HOW TO COMPLETE THIS TASK:
What you print should match the entries exactly, only without the pictures.

(Document transcription data)
────────────────────

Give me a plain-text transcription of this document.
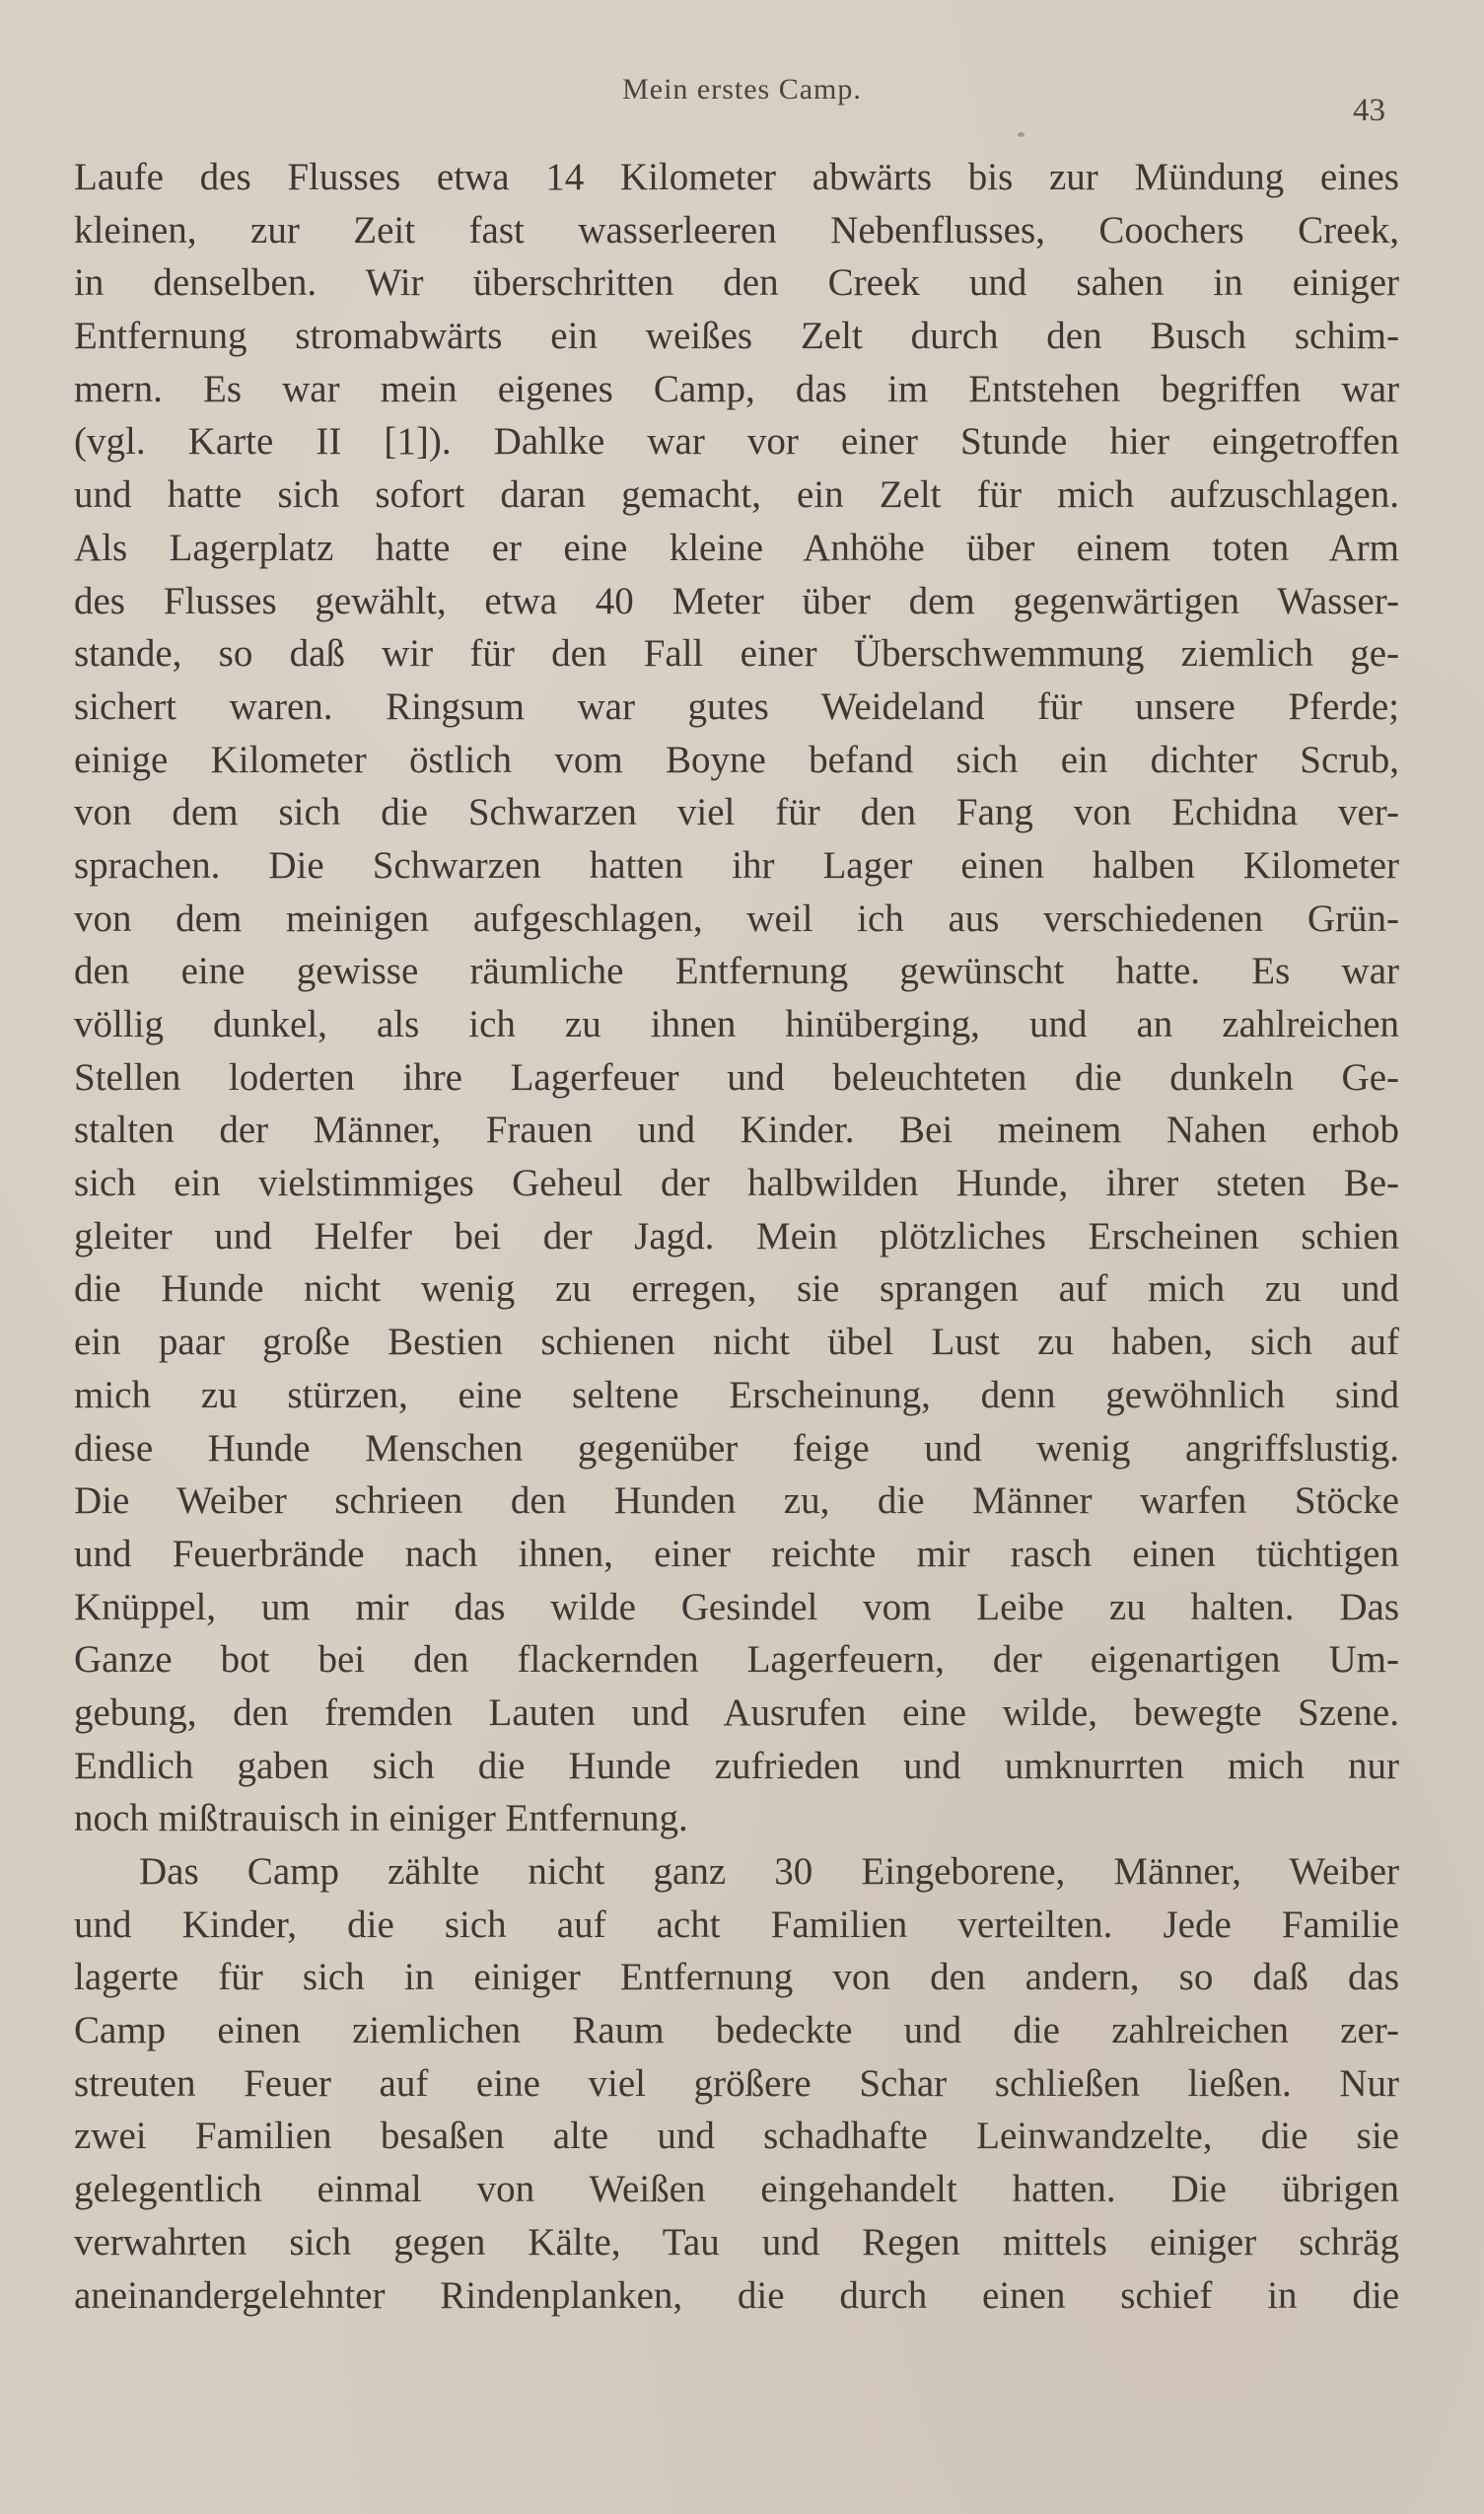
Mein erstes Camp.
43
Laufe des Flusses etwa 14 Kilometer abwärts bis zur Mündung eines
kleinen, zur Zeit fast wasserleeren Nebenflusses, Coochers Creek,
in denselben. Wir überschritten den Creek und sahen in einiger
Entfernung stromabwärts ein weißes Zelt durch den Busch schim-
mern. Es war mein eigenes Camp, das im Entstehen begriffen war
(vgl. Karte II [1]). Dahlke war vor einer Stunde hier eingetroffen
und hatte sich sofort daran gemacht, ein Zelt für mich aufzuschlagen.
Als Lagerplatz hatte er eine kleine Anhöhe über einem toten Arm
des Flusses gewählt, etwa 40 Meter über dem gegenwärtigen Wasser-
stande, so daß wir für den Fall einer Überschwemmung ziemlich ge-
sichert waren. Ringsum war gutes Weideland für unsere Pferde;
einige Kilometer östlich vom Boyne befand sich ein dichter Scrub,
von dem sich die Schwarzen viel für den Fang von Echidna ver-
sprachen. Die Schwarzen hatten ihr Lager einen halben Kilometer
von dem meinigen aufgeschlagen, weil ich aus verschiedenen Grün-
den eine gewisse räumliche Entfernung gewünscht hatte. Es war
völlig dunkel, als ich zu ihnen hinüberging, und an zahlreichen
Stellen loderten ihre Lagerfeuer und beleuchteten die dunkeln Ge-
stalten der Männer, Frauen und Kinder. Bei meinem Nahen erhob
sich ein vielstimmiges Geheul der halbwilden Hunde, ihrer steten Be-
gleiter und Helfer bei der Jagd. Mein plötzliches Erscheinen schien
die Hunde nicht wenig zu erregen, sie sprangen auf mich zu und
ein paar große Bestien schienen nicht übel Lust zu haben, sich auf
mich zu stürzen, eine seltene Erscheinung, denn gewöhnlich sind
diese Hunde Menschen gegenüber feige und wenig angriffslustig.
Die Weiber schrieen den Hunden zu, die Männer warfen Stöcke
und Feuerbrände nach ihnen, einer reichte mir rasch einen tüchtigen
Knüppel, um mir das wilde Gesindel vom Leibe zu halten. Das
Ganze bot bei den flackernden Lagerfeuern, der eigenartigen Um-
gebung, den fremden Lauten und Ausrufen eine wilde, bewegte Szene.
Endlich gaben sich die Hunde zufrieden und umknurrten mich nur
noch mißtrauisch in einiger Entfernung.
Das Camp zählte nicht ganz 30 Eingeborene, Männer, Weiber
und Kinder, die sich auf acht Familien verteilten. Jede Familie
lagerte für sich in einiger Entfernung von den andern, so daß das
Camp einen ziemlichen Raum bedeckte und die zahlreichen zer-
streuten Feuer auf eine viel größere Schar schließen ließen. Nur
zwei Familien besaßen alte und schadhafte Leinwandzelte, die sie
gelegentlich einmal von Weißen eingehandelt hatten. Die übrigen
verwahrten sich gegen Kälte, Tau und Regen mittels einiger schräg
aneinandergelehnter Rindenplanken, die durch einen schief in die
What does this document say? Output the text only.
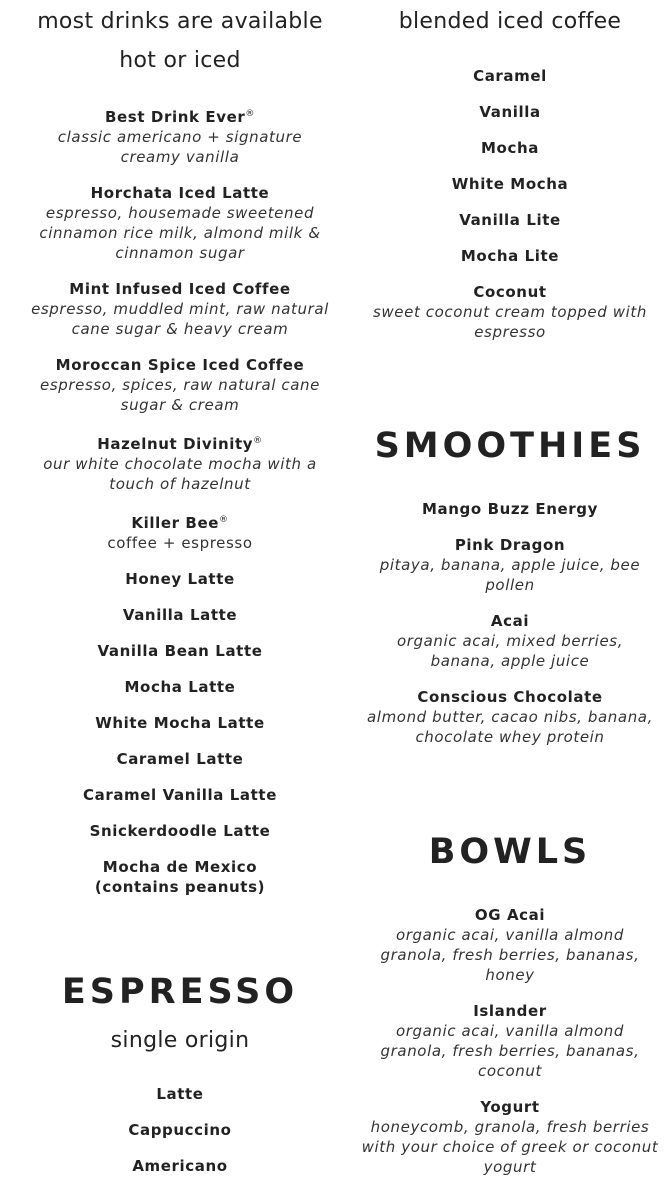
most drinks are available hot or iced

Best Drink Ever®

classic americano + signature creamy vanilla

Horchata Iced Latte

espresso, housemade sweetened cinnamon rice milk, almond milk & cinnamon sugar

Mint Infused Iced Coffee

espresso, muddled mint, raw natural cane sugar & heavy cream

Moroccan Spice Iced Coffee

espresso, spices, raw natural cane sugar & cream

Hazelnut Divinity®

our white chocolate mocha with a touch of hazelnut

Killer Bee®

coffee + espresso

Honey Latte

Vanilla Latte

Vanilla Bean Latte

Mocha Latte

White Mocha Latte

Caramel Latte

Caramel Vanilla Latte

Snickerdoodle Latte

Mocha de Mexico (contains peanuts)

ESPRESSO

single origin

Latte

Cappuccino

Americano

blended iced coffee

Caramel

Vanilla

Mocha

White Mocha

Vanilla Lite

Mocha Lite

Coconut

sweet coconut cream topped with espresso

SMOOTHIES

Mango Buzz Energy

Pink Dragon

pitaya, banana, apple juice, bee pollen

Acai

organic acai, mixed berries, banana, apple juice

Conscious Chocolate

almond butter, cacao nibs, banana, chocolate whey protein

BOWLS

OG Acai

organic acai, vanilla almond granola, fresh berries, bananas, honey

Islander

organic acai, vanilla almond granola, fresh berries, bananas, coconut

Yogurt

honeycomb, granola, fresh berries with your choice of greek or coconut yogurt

────────────────────

TASK RESPONSE:
Give me a plain-text transcription of this document.
Mein erstes Camp.
43
Laufe des Flusses etwa 14 Kilometer abwärts bis zur Mündung eines
kleinen, zur Zeit fast wasserleeren Nebenflusses, Coochers Creek,
in denselben. Wir überschritten den Creek und sahen in einiger
Entfernung stromabwärts ein weißes Zelt durch den Busch schim-
mern. Es war mein eigenes Camp, das im Entstehen begriffen war
(vgl. Karte II [1]). Dahlke war vor einer Stunde hier eingetroffen
und hatte sich sofort daran gemacht, ein Zelt für mich aufzuschlagen.
Als Lagerplatz hatte er eine kleine Anhöhe über einem toten Arm
des Flusses gewählt, etwa 40 Meter über dem gegenwärtigen Wasser-
stande, so daß wir für den Fall einer Überschwemmung ziemlich ge-
sichert waren. Ringsum war gutes Weideland für unsere Pferde;
einige Kilometer östlich vom Boyne befand sich ein dichter Scrub,
von dem sich die Schwarzen viel für den Fang von Echidna ver-
sprachen. Die Schwarzen hatten ihr Lager einen halben Kilometer
von dem meinigen aufgeschlagen, weil ich aus verschiedenen Grün-
den eine gewisse räumliche Entfernung gewünscht hatte. Es war
völlig dunkel, als ich zu ihnen hinüberging, und an zahlreichen
Stellen loderten ihre Lagerfeuer und beleuchteten die dunkeln Ge-
stalten der Männer, Frauen und Kinder. Bei meinem Nahen erhob
sich ein vielstimmiges Geheul der halbwilden Hunde, ihrer steten Be-
gleiter und Helfer bei der Jagd. Mein plötzliches Erscheinen schien
die Hunde nicht wenig zu erregen, sie sprangen auf mich zu und
ein paar große Bestien schienen nicht übel Lust zu haben, sich auf
mich zu stürzen, eine seltene Erscheinung, denn gewöhnlich sind
diese Hunde Menschen gegenüber feige und wenig angriffslustig.
Die Weiber schrieen den Hunden zu, die Männer warfen Stöcke
und Feuerbrände nach ihnen, einer reichte mir rasch einen tüchtigen
Knüppel, um mir das wilde Gesindel vom Leibe zu halten. Das
Ganze bot bei den flackernden Lagerfeuern, der eigenartigen Um-
gebung, den fremden Lauten und Ausrufen eine wilde, bewegte Szene.
Endlich gaben sich die Hunde zufrieden und umknurrten mich nur
noch mißtrauisch in einiger Entfernung.
Das Camp zählte nicht ganz 30 Eingeborene, Männer, Weiber
und Kinder, die sich auf acht Familien verteilten. Jede Familie
lagerte für sich in einiger Entfernung von den andern, so daß das
Camp einen ziemlichen Raum bedeckte und die zahlreichen zer-
streuten Feuer auf eine viel größere Schar schließen ließen. Nur
zwei Familien besaßen alte und schadhafte Leinwandzelte, die sie
gelegentlich einmal von Weißen eingehandelt hatten. Die übrigen
verwahrten sich gegen Kälte, Tau und Regen mittels einiger schräg
aneinandergelehnter Rindenplanken, die durch einen schief in die
What does this document say? Output the text only.
most drinks are available hot or iced

Best Drink Ever®

classic americano + signature creamy vanilla

Horchata Iced Latte

espresso, housemade sweetened cinnamon rice milk, almond milk & cinnamon sugar

Mint Infused Iced Coffee

espresso, muddled mint, raw natural cane sugar & heavy cream

Moroccan Spice Iced Coffee

espresso, spices, raw natural cane sugar & cream

Hazelnut Divinity®

our white chocolate mocha with a touch of hazelnut

Killer Bee®

coffee + espresso

Honey Latte

Vanilla Latte

Vanilla Bean Latte

Mocha Latte

White Mocha Latte

Caramel Latte

Caramel Vanilla Latte

Snickerdoodle Latte

Mocha de Mexico (contains peanuts)

ESPRESSO

single origin

Latte

Cappuccino

Americano

blended iced coffee

Caramel

Vanilla

Mocha

White Mocha

Vanilla Lite

Mocha Lite

Coconut

sweet coconut cream topped with espresso

SMOOTHIES

Mango Buzz Energy

Pink Dragon

pitaya, banana, apple juice, bee pollen

Acai

organic acai, mixed berries, banana, apple juice

Conscious Chocolate

almond butter, cacao nibs, banana, chocolate whey protein

BOWLS

OG Acai

organic acai, vanilla almond granola, fresh berries, bananas, honey

Islander

organic acai, vanilla almond granola, fresh berries, bananas, coconut

Yogurt

honeycomb, granola, fresh berries with your choice of greek or coconut yogurt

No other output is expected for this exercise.